*** Opening of SOURCE DOCUMENT ***

A library visit yesterday started off with me and the three Littles standing on the ground floor of the library, waiting for the elevator door to open. When it did open, Middle reached out and placed her palm flat against the door, apparently to “help” it open. But her hand slid right along with the door into the crack between the elevator door and the wall. Her hand stuck there. The door stuck there.
My years of growing up provided me with such an abundance of warnings about the dangers of elevators, escalators, skinned fingers, broken fingers, mangled and lost fingers. Somehow, I failed to convey these fears to my own children: Keep your hands out of cracks where automated doors and railings are concerned. Better yet, don’t even touch them.
I looked at Middle, grabbed her hand. “Can you pull it out?” I asked, tugging gently. “No,” she answered. The door was still trying to close, the force pulling her hand even further inside the crack, except now her hand was too thick to fit further in. But that door wanted it, it wanted it, it did. And Middle was stuck, paralysed, her eyes wide with surprise, fear. She screamed, then.
There’s a moment, when time stands still in crisis, where you survey the scene, take in the problem, the potential solution, and realize that while everything depends on you (the lone witness) to get the problem solved, you (the lone witness) don’t actually have the resources to help, the power to stop an automatic door, to free your child’s hand from a crack in the wall. So you yell, you yell into the quiet library, “Can somebody help?” And some men come running, at first in slow motion, as if it hasn’t really clicked yet—Child’s Hand. Stuck. In Elevator. And then it clicks, and they run faster, and then they run so fast you can tell you are in an Actual Emergency. They run deliberately, right for that elevator door, like they know how to fix this problem, like they know what buttons to push. One runs right inside the elevator. He must push a button. Thank God he pushes the right one.

*** Close of SOURCE DOCUMENT ***

= ACTIVITY LIST =
1. In the account of the elevator incident at the library, why does the narrator yell for help into the quiet library?
2. Go on with the account of the child's hand caught in the library elevator door, beginning right after its final sentence.

*** Opening of INFORMATION SHOWN ***

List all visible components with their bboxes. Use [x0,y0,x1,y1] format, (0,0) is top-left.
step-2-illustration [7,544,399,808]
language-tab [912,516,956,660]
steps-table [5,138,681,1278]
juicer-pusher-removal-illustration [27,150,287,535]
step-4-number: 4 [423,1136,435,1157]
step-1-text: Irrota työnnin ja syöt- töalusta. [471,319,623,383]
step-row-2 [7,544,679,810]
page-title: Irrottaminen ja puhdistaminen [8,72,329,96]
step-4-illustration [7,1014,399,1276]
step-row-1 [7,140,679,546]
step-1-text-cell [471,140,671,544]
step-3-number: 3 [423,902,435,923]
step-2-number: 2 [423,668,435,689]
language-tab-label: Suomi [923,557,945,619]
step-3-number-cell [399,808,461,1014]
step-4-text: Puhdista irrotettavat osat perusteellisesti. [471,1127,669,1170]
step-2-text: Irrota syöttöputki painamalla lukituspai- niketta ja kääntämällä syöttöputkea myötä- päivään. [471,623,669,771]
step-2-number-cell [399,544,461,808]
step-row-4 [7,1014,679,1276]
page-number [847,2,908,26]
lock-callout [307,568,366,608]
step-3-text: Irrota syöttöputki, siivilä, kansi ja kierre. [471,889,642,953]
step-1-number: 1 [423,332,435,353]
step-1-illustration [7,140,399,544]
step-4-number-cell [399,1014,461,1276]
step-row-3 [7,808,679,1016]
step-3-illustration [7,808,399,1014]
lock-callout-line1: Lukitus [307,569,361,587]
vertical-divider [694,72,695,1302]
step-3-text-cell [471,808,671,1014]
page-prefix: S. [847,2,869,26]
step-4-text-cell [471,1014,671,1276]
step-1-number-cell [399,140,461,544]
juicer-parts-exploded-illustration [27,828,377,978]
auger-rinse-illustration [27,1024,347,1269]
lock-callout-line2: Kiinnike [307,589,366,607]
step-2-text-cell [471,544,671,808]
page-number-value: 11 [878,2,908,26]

*** Close of INFORMATION SHOWN ***

= ANSWERS BY ITEM NUMBER =
1. In that moment the narrator realizes that, as the lone witness, everything depends on them. Yet they lack the resources and the power to stop an automatic door or to free the child's hand from the crack in the wall.

2.
The elevator door slid open, releasing Middle’s hand, which was red from base knuckles halfway up her fingers. It began to swell. The nice library man—one of the men who’d come running—got a gauze bandage and medical tape, wrapping and securing it gently over Middle’s four fingers. He’d never done this before, he said, but Middle didn’t care. The gauze bandage was for psyche’s sake (Middle’s), only. But the icepack brought by the library man did help with swelling.
I walk around without really thinking of all the many things that could go wrong in a day. But when we exit crisis, there’s a deeper knowing of how many things could really go wrong, how bad it could be, as well as deep gratitude that they haven't and it isn't. It’s a revelation I take in, an internal shaking that lasts ten minutes through the filling out of the incident report, through the wrapping of Middle’s hand, through the wiping of all those tears. In spite of this, the Littles have a sense only of a moment’s present danger, or lack of it—not all the coulds and what ifs I could apply to the future. Tiny, in her stroller, had stared at the scene with apparent curiosity and now appeared disinterested, clamoring for Chex cereal pieces. Middle, was relieved, and fixated on the nurture represented in the gauze bandage, the pack of ice. And Oldest, seemingly oblivious to the gravity of said crisis, emits an exasperated huff and said, “We’re wasting all our time at the library!”